Start of Data provided

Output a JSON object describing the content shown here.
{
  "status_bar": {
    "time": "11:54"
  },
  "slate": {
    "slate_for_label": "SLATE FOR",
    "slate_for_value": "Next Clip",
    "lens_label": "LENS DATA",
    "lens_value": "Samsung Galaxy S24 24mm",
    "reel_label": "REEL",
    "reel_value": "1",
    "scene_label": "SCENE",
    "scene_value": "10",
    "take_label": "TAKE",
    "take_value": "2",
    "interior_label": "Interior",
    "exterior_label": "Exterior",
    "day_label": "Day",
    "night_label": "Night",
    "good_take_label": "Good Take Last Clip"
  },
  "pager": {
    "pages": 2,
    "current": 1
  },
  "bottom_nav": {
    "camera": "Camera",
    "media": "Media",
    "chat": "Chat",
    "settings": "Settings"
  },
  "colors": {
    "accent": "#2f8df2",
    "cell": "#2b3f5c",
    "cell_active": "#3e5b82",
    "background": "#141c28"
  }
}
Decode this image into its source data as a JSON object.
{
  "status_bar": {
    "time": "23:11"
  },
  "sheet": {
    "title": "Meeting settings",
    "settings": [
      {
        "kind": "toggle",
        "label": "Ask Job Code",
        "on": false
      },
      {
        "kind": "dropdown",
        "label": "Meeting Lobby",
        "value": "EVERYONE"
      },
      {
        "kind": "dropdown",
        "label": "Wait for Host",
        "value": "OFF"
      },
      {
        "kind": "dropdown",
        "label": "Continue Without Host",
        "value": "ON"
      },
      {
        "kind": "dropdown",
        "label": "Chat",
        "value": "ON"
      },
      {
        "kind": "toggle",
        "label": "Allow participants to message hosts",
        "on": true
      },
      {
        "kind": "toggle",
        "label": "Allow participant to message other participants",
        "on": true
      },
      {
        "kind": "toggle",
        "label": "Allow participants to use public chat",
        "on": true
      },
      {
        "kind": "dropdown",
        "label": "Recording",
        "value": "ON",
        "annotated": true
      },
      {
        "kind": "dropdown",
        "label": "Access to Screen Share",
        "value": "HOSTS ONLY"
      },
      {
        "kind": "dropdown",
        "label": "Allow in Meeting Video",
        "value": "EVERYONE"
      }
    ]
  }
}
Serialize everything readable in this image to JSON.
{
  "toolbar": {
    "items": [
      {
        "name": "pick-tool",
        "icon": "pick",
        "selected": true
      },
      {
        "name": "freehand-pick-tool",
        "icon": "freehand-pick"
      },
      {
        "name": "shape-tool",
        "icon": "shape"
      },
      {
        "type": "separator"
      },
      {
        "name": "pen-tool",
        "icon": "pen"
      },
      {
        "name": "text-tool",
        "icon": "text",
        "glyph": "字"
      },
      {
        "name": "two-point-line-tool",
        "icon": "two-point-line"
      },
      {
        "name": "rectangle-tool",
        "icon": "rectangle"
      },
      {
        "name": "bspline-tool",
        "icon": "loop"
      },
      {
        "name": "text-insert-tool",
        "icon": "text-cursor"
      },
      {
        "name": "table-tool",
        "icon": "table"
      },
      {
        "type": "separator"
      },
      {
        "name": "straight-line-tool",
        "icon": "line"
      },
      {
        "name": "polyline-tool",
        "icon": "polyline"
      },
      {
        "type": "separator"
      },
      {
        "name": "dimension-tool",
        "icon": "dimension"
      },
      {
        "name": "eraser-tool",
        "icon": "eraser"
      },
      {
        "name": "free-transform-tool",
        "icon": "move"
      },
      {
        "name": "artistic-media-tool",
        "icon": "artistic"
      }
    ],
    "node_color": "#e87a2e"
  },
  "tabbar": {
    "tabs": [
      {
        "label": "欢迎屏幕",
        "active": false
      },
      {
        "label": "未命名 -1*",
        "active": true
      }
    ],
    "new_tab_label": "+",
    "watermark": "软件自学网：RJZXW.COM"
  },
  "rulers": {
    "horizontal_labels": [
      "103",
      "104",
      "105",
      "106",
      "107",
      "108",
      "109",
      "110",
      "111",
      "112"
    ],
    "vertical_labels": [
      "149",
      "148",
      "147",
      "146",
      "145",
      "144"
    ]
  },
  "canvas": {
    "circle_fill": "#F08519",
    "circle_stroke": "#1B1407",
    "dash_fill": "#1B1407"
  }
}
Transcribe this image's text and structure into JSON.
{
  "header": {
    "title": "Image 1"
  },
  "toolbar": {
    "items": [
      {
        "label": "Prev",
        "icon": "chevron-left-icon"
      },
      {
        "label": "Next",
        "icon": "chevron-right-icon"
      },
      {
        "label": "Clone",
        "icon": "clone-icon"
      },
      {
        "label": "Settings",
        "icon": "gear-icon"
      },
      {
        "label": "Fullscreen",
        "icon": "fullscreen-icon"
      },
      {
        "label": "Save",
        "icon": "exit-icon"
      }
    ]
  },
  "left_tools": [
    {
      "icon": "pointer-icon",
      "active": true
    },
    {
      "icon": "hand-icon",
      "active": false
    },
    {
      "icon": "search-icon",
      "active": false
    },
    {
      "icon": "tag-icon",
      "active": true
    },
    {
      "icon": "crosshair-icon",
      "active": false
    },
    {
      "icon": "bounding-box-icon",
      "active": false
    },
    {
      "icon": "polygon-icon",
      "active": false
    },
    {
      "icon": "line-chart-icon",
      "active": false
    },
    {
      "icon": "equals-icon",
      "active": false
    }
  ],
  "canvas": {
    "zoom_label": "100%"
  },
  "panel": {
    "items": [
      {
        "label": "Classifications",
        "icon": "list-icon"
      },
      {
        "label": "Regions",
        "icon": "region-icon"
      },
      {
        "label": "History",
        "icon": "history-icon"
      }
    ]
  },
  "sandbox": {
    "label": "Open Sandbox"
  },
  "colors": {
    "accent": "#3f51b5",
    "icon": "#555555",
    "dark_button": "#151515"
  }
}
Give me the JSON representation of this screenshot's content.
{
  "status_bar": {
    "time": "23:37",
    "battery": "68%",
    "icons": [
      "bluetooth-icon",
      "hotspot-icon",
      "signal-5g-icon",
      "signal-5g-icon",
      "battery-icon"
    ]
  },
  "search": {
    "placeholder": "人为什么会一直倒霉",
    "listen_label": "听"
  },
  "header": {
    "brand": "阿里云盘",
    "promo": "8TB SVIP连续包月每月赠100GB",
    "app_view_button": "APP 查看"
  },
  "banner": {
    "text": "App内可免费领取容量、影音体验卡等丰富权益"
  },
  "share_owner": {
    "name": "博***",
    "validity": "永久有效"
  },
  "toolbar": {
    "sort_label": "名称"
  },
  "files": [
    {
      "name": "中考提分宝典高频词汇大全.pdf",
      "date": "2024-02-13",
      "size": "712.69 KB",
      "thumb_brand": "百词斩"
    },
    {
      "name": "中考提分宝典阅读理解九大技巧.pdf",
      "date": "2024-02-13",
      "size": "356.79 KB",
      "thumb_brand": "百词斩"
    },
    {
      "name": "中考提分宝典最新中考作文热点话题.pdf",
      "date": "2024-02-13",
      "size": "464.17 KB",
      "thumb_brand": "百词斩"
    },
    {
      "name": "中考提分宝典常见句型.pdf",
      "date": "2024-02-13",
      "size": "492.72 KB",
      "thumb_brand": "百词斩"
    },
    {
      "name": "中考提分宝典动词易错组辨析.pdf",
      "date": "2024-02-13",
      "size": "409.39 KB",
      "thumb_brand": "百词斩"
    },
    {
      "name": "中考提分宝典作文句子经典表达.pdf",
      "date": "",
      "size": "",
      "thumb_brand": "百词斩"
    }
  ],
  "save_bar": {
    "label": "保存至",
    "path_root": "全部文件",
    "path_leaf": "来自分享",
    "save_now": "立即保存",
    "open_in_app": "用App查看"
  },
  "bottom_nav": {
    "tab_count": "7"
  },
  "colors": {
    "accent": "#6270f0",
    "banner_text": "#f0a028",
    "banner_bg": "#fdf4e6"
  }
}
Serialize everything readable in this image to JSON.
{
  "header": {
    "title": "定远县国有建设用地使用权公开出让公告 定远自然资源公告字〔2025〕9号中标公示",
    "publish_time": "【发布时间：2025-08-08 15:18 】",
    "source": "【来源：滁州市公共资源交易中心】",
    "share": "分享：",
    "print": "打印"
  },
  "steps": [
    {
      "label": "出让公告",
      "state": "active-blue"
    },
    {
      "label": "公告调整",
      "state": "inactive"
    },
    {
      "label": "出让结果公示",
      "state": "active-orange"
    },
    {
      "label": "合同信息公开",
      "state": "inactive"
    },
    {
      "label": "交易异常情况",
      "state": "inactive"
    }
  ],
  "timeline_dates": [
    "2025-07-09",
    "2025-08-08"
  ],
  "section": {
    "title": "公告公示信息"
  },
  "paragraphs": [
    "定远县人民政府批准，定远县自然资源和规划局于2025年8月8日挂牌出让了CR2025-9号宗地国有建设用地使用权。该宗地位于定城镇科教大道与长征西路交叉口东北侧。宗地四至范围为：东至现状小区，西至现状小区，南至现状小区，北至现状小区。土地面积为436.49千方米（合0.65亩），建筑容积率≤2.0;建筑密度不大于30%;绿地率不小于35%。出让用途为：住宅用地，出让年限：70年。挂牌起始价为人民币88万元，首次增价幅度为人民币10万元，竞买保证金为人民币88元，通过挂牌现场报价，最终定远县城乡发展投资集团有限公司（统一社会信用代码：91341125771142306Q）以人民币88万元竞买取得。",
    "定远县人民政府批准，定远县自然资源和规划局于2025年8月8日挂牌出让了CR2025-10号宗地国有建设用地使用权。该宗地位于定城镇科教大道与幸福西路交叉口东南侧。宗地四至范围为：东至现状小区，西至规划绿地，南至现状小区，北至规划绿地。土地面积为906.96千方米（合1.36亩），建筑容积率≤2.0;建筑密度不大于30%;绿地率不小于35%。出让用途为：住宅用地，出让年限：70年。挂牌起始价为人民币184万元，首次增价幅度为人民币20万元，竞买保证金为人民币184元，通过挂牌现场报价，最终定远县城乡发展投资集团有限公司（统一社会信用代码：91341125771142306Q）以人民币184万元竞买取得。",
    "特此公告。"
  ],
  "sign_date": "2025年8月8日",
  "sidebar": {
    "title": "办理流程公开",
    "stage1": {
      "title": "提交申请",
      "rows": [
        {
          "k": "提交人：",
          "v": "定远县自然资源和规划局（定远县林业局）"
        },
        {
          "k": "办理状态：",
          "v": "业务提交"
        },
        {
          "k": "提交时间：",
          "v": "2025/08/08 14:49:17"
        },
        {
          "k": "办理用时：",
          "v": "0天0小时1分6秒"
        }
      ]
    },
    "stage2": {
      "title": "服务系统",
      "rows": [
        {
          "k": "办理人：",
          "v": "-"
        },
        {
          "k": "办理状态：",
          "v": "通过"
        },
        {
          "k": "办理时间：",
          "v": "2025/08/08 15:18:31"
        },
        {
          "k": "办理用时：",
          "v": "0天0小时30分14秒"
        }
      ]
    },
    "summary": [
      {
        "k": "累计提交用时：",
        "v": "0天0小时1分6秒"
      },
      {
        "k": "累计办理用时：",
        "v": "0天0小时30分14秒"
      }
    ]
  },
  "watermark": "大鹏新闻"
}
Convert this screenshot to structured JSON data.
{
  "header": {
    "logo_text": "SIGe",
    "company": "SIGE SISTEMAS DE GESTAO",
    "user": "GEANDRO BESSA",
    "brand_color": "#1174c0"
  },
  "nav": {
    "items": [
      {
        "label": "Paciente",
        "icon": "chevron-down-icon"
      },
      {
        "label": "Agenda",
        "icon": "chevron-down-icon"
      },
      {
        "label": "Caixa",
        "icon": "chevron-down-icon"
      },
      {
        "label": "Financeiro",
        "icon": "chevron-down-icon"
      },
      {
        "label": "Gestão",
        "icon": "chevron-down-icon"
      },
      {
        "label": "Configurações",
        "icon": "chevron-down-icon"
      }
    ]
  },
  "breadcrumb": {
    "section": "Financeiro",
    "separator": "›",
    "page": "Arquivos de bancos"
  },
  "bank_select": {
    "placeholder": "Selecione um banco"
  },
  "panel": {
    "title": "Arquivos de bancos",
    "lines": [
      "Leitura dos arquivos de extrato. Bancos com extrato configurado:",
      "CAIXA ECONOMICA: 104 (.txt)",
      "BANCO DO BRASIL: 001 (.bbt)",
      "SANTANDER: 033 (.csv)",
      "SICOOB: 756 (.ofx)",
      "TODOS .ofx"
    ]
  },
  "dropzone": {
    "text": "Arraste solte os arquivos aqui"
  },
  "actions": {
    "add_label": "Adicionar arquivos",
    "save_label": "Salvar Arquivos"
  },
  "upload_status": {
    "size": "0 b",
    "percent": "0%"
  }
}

End of Data provided

- [Goal] Determine how many lines of the material include the string "accent". Output only that count.

- [Output of the exercise] 3